--- Do this ---
Can you output the records below exactly as they are written?

--- Records shown ---
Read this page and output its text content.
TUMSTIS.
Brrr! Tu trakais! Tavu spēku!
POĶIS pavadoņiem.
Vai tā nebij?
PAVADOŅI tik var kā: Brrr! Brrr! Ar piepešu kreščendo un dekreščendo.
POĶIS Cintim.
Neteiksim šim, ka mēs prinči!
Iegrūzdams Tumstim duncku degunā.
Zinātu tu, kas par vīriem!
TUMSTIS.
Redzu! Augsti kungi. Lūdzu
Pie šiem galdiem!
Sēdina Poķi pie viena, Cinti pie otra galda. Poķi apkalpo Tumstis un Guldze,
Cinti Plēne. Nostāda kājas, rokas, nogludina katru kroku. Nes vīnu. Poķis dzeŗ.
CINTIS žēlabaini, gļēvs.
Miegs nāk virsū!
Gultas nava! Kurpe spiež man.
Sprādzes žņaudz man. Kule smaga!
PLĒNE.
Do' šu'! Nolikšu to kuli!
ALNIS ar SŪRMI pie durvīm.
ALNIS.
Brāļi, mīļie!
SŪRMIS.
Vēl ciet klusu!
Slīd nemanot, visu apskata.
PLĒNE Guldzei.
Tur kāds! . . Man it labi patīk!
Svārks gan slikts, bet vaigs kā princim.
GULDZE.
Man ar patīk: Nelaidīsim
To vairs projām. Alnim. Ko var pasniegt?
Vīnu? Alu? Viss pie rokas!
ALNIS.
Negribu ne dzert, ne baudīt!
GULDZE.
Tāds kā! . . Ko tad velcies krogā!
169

--- Problem solution ---
Read this page and output its text content.
TUMSTIS.
Brrr! Tu trakais! Tavu spēku!
POĶIS pavadoņiem.
Vai tā nebij?
PAVADOŅI tik var kā: Brrr! Brrr! Ar piepešu kreščendo un dekreščendo.
POĶIS Cintim.
Neteiksim šim, ka mēs prinči!
Iegrūzdams Tumstim duncku degunā.
Zinātu tu, kas par vīriem!
TUMSTIS.
Redzu! Augsti kungi. Lūdzu
Pie šiem galdiem!
Sēdina Poķi pie viena, Cinti pie otra galda. Poķi apkalpo Tumstis un Guldze,
Cinti Plēne. Nostāda kājas, rokas, nogludina katru kroku. Nes vīnu. Poķis dzeŗ.
CINTIS žēlabaini, gļēvs.
Miegs nāk virsū!
Gultas nava! Kurpe spiež man.
Sprādzes žņaudz man. Kule smaga!
PLĒNE.
Do' šu'! Nolikšu to kuli!
ALNIS ar SŪRMI pie durvīm.
ALNIS.
Brāļi, mīļie!
SŪRMIS.
Vēl ciet klusu!
Slīd nemanot, visu apskata.
PLĒNE Guldzei.
Tur kāds! . . Man it labi patīk!
Svārks gan slikts, bet vaigs kā princim.
GULDZE.
Man ar patīk: Nelaidīsim
To vairs projām. Alnim. Ko var pasniegt?
Vīnu? Alu? Viss pie rokas!
ALNIS.
Negribu ne dzert, ne baudīt!
GULDZE.
Tāds kā! . . Ko tad velcies krogā!
169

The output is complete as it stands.